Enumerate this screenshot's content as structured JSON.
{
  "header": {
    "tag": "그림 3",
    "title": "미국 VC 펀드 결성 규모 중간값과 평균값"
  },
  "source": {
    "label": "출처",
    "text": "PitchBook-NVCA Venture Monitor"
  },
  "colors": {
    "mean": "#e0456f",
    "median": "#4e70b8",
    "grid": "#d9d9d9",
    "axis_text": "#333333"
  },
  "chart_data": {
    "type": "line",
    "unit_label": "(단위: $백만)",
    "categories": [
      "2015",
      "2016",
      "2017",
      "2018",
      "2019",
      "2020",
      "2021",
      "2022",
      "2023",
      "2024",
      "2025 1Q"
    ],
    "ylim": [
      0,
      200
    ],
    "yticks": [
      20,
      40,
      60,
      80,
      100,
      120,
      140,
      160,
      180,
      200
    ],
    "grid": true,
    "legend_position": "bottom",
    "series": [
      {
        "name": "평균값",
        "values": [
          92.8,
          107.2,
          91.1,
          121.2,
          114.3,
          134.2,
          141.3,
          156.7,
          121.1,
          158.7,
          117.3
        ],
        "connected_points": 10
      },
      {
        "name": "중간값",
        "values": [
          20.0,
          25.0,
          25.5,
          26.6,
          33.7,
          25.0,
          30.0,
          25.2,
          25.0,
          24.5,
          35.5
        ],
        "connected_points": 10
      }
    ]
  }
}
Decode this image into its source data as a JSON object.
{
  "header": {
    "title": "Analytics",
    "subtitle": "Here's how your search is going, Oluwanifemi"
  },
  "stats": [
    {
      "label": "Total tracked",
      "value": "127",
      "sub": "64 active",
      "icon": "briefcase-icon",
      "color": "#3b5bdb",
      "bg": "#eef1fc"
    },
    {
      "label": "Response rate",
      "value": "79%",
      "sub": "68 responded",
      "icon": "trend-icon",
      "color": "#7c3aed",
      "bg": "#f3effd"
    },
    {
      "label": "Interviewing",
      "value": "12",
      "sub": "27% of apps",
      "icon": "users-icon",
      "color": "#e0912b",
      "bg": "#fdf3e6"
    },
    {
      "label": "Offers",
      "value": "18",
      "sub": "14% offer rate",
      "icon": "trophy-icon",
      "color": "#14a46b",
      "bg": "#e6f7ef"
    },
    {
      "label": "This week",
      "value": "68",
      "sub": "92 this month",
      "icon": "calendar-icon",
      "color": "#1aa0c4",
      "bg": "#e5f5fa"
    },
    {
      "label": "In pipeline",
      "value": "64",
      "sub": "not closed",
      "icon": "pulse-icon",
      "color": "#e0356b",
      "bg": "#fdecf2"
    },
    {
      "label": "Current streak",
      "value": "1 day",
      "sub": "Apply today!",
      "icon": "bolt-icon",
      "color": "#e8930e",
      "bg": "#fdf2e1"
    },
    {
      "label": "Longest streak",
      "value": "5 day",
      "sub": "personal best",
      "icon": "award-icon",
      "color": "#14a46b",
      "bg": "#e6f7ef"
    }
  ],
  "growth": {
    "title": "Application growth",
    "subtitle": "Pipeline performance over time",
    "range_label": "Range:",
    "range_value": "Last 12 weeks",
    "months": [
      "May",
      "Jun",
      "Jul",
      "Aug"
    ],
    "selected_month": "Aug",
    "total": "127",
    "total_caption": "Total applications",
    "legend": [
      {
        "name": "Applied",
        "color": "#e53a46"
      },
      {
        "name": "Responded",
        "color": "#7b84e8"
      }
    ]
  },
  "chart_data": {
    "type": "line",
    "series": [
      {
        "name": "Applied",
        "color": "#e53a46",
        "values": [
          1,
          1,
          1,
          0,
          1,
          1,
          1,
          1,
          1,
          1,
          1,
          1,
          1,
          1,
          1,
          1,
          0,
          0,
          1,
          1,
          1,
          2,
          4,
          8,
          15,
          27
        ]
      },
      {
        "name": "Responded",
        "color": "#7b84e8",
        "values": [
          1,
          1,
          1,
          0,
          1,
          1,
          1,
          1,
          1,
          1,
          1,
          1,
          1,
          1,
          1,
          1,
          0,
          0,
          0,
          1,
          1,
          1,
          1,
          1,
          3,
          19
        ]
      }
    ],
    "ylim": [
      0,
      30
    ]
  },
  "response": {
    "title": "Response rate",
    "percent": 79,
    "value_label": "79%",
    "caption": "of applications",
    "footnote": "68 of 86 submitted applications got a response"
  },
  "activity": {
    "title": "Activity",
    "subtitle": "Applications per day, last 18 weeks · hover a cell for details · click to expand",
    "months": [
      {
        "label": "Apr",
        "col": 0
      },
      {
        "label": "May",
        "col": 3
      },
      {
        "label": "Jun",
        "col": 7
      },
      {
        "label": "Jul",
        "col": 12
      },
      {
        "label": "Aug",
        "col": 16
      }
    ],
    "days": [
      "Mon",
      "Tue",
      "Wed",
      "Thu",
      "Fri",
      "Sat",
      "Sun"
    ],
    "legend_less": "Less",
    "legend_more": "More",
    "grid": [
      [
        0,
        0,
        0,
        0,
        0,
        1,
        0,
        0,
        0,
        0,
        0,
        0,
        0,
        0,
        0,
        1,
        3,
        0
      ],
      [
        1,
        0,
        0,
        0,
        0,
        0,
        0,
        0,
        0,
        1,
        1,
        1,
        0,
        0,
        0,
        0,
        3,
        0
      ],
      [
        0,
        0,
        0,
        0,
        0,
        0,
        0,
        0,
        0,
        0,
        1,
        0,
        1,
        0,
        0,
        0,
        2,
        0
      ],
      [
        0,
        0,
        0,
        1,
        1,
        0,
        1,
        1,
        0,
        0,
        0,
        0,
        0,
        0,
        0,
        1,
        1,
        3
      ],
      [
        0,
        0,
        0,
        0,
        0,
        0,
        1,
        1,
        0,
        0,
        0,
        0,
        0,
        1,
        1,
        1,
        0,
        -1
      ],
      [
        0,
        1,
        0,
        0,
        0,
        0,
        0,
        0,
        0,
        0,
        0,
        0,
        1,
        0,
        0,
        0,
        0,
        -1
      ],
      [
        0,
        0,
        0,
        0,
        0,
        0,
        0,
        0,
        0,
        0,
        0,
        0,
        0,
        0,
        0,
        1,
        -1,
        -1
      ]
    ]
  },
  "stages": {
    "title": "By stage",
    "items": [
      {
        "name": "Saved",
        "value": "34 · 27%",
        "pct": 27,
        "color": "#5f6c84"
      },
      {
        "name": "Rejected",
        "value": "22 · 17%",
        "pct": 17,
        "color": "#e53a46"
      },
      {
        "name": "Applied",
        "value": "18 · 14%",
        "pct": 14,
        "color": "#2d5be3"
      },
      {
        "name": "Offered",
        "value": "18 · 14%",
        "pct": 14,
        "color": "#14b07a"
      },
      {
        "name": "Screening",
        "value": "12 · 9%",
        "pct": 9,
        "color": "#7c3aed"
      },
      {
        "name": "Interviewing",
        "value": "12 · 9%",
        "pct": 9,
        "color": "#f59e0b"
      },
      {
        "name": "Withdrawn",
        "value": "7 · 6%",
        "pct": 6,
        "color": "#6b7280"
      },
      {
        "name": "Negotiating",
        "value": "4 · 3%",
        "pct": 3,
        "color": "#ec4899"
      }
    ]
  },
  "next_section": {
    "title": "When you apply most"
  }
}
----
### [TASK DIRECTIONS]
Write down all the entries again without a single difference.

### [RESULT]
Enumerate this screenshot's content as structured JSON.
{
  "header": {
    "tag": "그림 3",
    "title": "미국 VC 펀드 결성 규모 중간값과 평균값"
  },
  "source": {
    "label": "출처",
    "text": "PitchBook-NVCA Venture Monitor"
  },
  "colors": {
    "mean": "#e0456f",
    "median": "#4e70b8",
    "grid": "#d9d9d9",
    "axis_text": "#333333"
  },
  "chart_data": {
    "type": "line",
    "unit_label": "(단위: $백만)",
    "categories": [
      "2015",
      "2016",
      "2017",
      "2018",
      "2019",
      "2020",
      "2021",
      "2022",
      "2023",
      "2024",
      "2025 1Q"
    ],
    "ylim": [
      0,
      200
    ],
    "yticks": [
      20,
      40,
      60,
      80,
      100,
      120,
      140,
      160,
      180,
      200
    ],
    "grid": true,
    "legend_position": "bottom",
    "series": [
      {
        "name": "평균값",
        "values": [
          92.8,
          107.2,
          91.1,
          121.2,
          114.3,
          134.2,
          141.3,
          156.7,
          121.1,
          158.7,
          117.3
        ],
        "connected_points": 10
      },
      {
        "name": "중간값",
        "values": [
          20.0,
          25.0,
          25.5,
          26.6,
          33.7,
          25.0,
          30.0,
          25.2,
          25.0,
          24.5,
          35.5
        ],
        "connected_points": 10
      }
    ]
  }
}
Decode this image into its source data as a JSON object.
{
  "header": {
    "title": "Analytics",
    "subtitle": "Here's how your search is going, Oluwanifemi"
  },
  "stats": [
    {
      "label": "Total tracked",
      "value": "127",
      "sub": "64 active",
      "icon": "briefcase-icon",
      "color": "#3b5bdb",
      "bg": "#eef1fc"
    },
    {
      "label": "Response rate",
      "value": "79%",
      "sub": "68 responded",
      "icon": "trend-icon",
      "color": "#7c3aed",
      "bg": "#f3effd"
    },
    {
      "label": "Interviewing",
      "value": "12",
      "sub": "27% of apps",
      "icon": "users-icon",
      "color": "#e0912b",
      "bg": "#fdf3e6"
    },
    {
      "label": "Offers",
      "value": "18",
      "sub": "14% offer rate",
      "icon": "trophy-icon",
      "color": "#14a46b",
      "bg": "#e6f7ef"
    },
    {
      "label": "This week",
      "value": "68",
      "sub": "92 this month",
      "icon": "calendar-icon",
      "color": "#1aa0c4",
      "bg": "#e5f5fa"
    },
    {
      "label": "In pipeline",
      "value": "64",
      "sub": "not closed",
      "icon": "pulse-icon",
      "color": "#e0356b",
      "bg": "#fdecf2"
    },
    {
      "label": "Current streak",
      "value": "1 day",
      "sub": "Apply today!",
      "icon": "bolt-icon",
      "color": "#e8930e",
      "bg": "#fdf2e1"
    },
    {
      "label": "Longest streak",
      "value": "5 day",
      "sub": "personal best",
      "icon": "award-icon",
      "color": "#14a46b",
      "bg": "#e6f7ef"
    }
  ],
  "growth": {
    "title": "Application growth",
    "subtitle": "Pipeline performance over time",
    "range_label": "Range:",
    "range_value": "Last 12 weeks",
    "months": [
      "May",
      "Jun",
      "Jul",
      "Aug"
    ],
    "selected_month": "Aug",
    "total": "127",
    "total_caption": "Total applications",
    "legend": [
      {
        "name": "Applied",
        "color": "#e53a46"
      },
      {
        "name": "Responded",
        "color": "#7b84e8"
      }
    ]
  },
  "chart_data": {
    "type": "line",
    "series": [
      {
        "name": "Applied",
        "color": "#e53a46",
        "values": [
          1,
          1,
          1,
          0,
          1,
          1,
          1,
          1,
          1,
          1,
          1,
          1,
          1,
          1,
          1,
          1,
          0,
          0,
          1,
          1,
          1,
          2,
          4,
          8,
          15,
          27
        ]
      },
      {
        "name": "Responded",
        "color": "#7b84e8",
        "values": [
          1,
          1,
          1,
          0,
          1,
          1,
          1,
          1,
          1,
          1,
          1,
          1,
          1,
          1,
          1,
          1,
          0,
          0,
          0,
          1,
          1,
          1,
          1,
          1,
          3,
          19
        ]
      }
    ],
    "ylim": [
      0,
      30
    ]
  },
  "response": {
    "title": "Response rate",
    "percent": 79,
    "value_label": "79%",
    "caption": "of applications",
    "footnote": "68 of 86 submitted applications got a response"
  },
  "activity": {
    "title": "Activity",
    "subtitle": "Applications per day, last 18 weeks · hover a cell for details · click to expand",
    "months": [
      {
        "label": "Apr",
        "col": 0
      },
      {
        "label": "May",
        "col": 3
      },
      {
        "label": "Jun",
        "col": 7
      },
      {
        "label": "Jul",
        "col": 12
      },
      {
        "label": "Aug",
        "col": 16
      }
    ],
    "days": [
      "Mon",
      "Tue",
      "Wed",
      "Thu",
      "Fri",
      "Sat",
      "Sun"
    ],
    "legend_less": "Less",
    "legend_more": "More",
    "grid": [
      [
        0,
        0,
        0,
        0,
        0,
        1,
        0,
        0,
        0,
        0,
        0,
        0,
        0,
        0,
        0,
        1,
        3,
        0
      ],
      [
        1,
        0,
        0,
        0,
        0,
        0,
        0,
        0,
        0,
        1,
        1,
        1,
        0,
        0,
        0,
        0,
        3,
        0
      ],
      [
        0,
        0,
        0,
        0,
        0,
        0,
        0,
        0,
        0,
        0,
        1,
        0,
        1,
        0,
        0,
        0,
        2,
        0
      ],
      [
        0,
        0,
        0,
        1,
        1,
        0,
        1,
        1,
        0,
        0,
        0,
        0,
        0,
        0,
        0,
        1,
        1,
        3
      ],
      [
        0,
        0,
        0,
        0,
        0,
        0,
        1,
        1,
        0,
        0,
        0,
        0,
        0,
        1,
        1,
        1,
        0,
        -1
      ],
      [
        0,
        1,
        0,
        0,
        0,
        0,
        0,
        0,
        0,
        0,
        0,
        0,
        1,
        0,
        0,
        0,
        0,
        -1
      ],
      [
        0,
        0,
        0,
        0,
        0,
        0,
        0,
        0,
        0,
        0,
        0,
        0,
        0,
        0,
        0,
        1,
        -1,
        -1
      ]
    ]
  },
  "stages": {
    "title": "By stage",
    "items": [
      {
        "name": "Saved",
        "value": "34 · 27%",
        "pct": 27,
        "color": "#5f6c84"
      },
      {
        "name": "Rejected",
        "value": "22 · 17%",
        "pct": 17,
        "color": "#e53a46"
      },
      {
        "name": "Applied",
        "value": "18 · 14%",
        "pct": 14,
        "color": "#2d5be3"
      },
      {
        "name": "Offered",
        "value": "18 · 14%",
        "pct": 14,
        "color": "#14b07a"
      },
      {
        "name": "Screening",
        "value": "12 · 9%",
        "pct": 9,
        "color": "#7c3aed"
      },
      {
        "name": "Interviewing",
        "value": "12 · 9%",
        "pct": 9,
        "color": "#f59e0b"
      },
      {
        "name": "Withdrawn",
        "value": "7 · 6%",
        "pct": 6,
        "color": "#6b7280"
      },
      {
        "name": "Negotiating",
        "value": "4 · 3%",
        "pct": 3,
        "color": "#ec4899"
      }
    ]
  },
  "next_section": {
    "title": "When you apply most"
  }
}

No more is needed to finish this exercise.